## Task to carry out
Print the records below exactly as they appear.

## Given data
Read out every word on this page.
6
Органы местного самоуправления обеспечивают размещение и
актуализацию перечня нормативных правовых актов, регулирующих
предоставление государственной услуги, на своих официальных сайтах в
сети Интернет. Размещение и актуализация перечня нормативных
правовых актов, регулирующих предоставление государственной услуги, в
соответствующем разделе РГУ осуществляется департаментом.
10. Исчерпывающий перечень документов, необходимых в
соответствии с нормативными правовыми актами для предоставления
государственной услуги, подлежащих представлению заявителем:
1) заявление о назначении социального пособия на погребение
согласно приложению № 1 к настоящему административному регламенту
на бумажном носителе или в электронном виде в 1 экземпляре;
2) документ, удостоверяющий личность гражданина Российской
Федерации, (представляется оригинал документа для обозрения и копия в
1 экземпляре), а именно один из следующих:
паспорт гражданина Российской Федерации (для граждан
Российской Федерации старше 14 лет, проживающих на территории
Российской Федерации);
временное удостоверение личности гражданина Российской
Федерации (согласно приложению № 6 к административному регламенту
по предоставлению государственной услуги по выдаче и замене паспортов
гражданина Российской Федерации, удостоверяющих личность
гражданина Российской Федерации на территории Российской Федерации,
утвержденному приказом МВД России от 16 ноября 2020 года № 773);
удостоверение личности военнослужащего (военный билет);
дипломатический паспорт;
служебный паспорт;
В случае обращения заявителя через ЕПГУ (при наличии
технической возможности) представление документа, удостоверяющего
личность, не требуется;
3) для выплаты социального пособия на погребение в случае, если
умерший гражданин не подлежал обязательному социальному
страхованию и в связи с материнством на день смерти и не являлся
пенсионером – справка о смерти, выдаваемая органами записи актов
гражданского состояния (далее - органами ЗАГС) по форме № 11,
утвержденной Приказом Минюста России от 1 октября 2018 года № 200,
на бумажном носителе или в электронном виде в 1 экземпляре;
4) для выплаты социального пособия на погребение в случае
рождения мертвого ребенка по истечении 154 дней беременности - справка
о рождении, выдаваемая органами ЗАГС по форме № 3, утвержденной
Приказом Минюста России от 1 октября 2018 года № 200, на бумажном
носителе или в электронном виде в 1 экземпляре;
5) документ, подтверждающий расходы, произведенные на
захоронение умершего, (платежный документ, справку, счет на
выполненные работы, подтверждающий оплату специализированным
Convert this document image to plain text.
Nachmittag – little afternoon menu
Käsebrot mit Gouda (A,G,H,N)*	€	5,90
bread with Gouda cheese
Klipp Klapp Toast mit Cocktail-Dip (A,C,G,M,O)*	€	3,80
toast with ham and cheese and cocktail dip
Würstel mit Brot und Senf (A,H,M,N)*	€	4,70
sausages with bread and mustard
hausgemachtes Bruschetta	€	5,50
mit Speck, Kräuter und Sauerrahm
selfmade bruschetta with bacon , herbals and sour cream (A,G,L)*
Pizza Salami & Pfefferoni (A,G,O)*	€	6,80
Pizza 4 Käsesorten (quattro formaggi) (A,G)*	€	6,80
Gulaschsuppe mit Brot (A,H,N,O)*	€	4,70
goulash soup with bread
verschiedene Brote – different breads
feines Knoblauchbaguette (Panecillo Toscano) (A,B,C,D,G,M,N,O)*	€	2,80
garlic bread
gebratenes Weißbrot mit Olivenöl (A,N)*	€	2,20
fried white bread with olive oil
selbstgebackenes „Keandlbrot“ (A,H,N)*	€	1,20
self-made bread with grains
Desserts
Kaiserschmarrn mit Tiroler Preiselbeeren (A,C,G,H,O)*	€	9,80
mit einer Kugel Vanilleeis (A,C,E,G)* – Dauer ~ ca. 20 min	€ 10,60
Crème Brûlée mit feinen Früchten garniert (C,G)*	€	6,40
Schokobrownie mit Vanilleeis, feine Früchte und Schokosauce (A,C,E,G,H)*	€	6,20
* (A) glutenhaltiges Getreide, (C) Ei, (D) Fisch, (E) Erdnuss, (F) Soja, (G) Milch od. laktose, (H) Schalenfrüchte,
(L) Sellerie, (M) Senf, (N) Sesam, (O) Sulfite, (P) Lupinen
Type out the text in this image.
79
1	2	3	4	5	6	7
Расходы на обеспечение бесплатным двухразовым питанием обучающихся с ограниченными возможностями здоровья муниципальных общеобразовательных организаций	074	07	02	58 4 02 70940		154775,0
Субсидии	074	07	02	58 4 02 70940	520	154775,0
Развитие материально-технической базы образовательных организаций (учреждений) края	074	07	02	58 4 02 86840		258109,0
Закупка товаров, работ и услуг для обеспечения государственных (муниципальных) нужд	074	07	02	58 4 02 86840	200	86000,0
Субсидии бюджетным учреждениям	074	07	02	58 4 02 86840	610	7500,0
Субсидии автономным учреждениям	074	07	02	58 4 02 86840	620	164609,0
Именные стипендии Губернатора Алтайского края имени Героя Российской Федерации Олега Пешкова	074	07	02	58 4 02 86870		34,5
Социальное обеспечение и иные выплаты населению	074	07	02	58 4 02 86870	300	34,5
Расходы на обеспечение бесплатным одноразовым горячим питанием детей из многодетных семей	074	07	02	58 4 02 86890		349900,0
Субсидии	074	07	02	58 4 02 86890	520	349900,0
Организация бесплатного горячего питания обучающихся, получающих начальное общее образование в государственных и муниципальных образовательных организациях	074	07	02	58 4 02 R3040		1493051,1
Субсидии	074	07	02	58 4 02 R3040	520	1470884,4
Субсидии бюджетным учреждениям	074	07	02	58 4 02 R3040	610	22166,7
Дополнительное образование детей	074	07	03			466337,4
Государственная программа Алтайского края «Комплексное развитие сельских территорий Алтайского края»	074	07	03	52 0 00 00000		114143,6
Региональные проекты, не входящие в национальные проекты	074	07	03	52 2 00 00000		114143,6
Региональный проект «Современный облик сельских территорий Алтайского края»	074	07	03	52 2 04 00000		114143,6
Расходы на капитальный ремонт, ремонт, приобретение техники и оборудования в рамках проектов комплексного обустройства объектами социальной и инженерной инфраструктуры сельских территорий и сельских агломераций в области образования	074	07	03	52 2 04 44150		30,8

## The solution
Read out every word on this page.
6
Органы местного самоуправления обеспечивают размещение и
актуализацию перечня нормативных правовых актов, регулирующих
предоставление государственной услуги, на своих официальных сайтах в
сети Интернет. Размещение и актуализация перечня нормативных
правовых актов, регулирующих предоставление государственной услуги, в
соответствующем разделе РГУ осуществляется департаментом.
10. Исчерпывающий перечень документов, необходимых в
соответствии с нормативными правовыми актами для предоставления
государственной услуги, подлежащих представлению заявителем:
1) заявление о назначении социального пособия на погребение
согласно приложению № 1 к настоящему административному регламенту
на бумажном носителе или в электронном виде в 1 экземпляре;
2) документ, удостоверяющий личность гражданина Российской
Федерации, (представляется оригинал документа для обозрения и копия в
1 экземпляре), а именно один из следующих:
паспорт гражданина Российской Федерации (для граждан
Российской Федерации старше 14 лет, проживающих на территории
Российской Федерации);
временное удостоверение личности гражданина Российской
Федерации (согласно приложению № 6 к административному регламенту
по предоставлению государственной услуги по выдаче и замене паспортов
гражданина Российской Федерации, удостоверяющих личность
гражданина Российской Федерации на территории Российской Федерации,
утвержденному приказом МВД России от 16 ноября 2020 года № 773);
удостоверение личности военнослужащего (военный билет);
дипломатический паспорт;
служебный паспорт;
В случае обращения заявителя через ЕПГУ (при наличии
технической возможности) представление документа, удостоверяющего
личность, не требуется;
3) для выплаты социального пособия на погребение в случае, если
умерший гражданин не подлежал обязательному социальному
страхованию и в связи с материнством на день смерти и не являлся
пенсионером – справка о смерти, выдаваемая органами записи актов
гражданского состояния (далее - органами ЗАГС) по форме № 11,
утвержденной Приказом Минюста России от 1 октября 2018 года № 200,
на бумажном носителе или в электронном виде в 1 экземпляре;
4) для выплаты социального пособия на погребение в случае
рождения мертвого ребенка по истечении 154 дней беременности - справка
о рождении, выдаваемая органами ЗАГС по форме № 3, утвержденной
Приказом Минюста России от 1 октября 2018 года № 200, на бумажном
носителе или в электронном виде в 1 экземпляре;
5) документ, подтверждающий расходы, произведенные на
захоронение умершего, (платежный документ, справку, счет на
выполненные работы, подтверждающий оплату специализированным
Convert this document image to plain text.
Nachmittag – little afternoon menu
Käsebrot mit Gouda (A,G,H,N)*	€	5,90
bread with Gouda cheese
Klipp Klapp Toast mit Cocktail-Dip (A,C,G,M,O)*	€	3,80
toast with ham and cheese and cocktail dip
Würstel mit Brot und Senf (A,H,M,N)*	€	4,70
sausages with bread and mustard
hausgemachtes Bruschetta	€	5,50
mit Speck, Kräuter und Sauerrahm
selfmade bruschetta with bacon , herbals and sour cream (A,G,L)*
Pizza Salami & Pfefferoni (A,G,O)*	€	6,80
Pizza 4 Käsesorten (quattro formaggi) (A,G)*	€	6,80
Gulaschsuppe mit Brot (A,H,N,O)*	€	4,70
goulash soup with bread
verschiedene Brote – different breads
feines Knoblauchbaguette (Panecillo Toscano) (A,B,C,D,G,M,N,O)*	€	2,80
garlic bread
gebratenes Weißbrot mit Olivenöl (A,N)*	€	2,20
fried white bread with olive oil
selbstgebackenes „Keandlbrot“ (A,H,N)*	€	1,20
self-made bread with grains
Desserts
Kaiserschmarrn mit Tiroler Preiselbeeren (A,C,G,H,O)*	€	9,80
mit einer Kugel Vanilleeis (A,C,E,G)* – Dauer ~ ca. 20 min	€ 10,60
Crème Brûlée mit feinen Früchten garniert (C,G)*	€	6,40
Schokobrownie mit Vanilleeis, feine Früchte und Schokosauce (A,C,E,G,H)*	€	6,20
* (A) glutenhaltiges Getreide, (C) Ei, (D) Fisch, (E) Erdnuss, (F) Soja, (G) Milch od. laktose, (H) Schalenfrüchte,
(L) Sellerie, (M) Senf, (N) Sesam, (O) Sulfite, (P) Lupinen
Type out the text in this image.
79
1	2	3	4	5	6	7
Расходы на обеспечение бесплатным двухразовым питанием обучающихся с ограниченными возможностями здоровья муниципальных общеобразовательных организаций	074	07	02	58 4 02 70940		154775,0
Субсидии	074	07	02	58 4 02 70940	520	154775,0
Развитие материально-технической базы образовательных организаций (учреждений) края	074	07	02	58 4 02 86840		258109,0
Закупка товаров, работ и услуг для обеспечения государственных (муниципальных) нужд	074	07	02	58 4 02 86840	200	86000,0
Субсидии бюджетным учреждениям	074	07	02	58 4 02 86840	610	7500,0
Субсидии автономным учреждениям	074	07	02	58 4 02 86840	620	164609,0
Именные стипендии Губернатора Алтайского края имени Героя Российской Федерации Олега Пешкова	074	07	02	58 4 02 86870		34,5
Социальное обеспечение и иные выплаты населению	074	07	02	58 4 02 86870	300	34,5
Расходы на обеспечение бесплатным одноразовым горячим питанием детей из многодетных семей	074	07	02	58 4 02 86890		349900,0
Субсидии	074	07	02	58 4 02 86890	520	349900,0
Организация бесплатного горячего питания обучающихся, получающих начальное общее образование в государственных и муниципальных образовательных организациях	074	07	02	58 4 02 R3040		1493051,1
Субсидии	074	07	02	58 4 02 R3040	520	1470884,4
Субсидии бюджетным учреждениям	074	07	02	58 4 02 R3040	610	22166,7
Дополнительное образование детей	074	07	03			466337,4
Государственная программа Алтайского края «Комплексное развитие сельских территорий Алтайского края»	074	07	03	52 0 00 00000		114143,6
Региональные проекты, не входящие в национальные проекты	074	07	03	52 2 00 00000		114143,6
Региональный проект «Современный облик сельских территорий Алтайского края»	074	07	03	52 2 04 00000		114143,6
Расходы на капитальный ремонт, ремонт, приобретение техники и оборудования в рамках проектов комплексного обустройства объектами социальной и инженерной инфраструктуры сельских территорий и сельских агломераций в области образования	074	07	03	52 2 04 44150		30,8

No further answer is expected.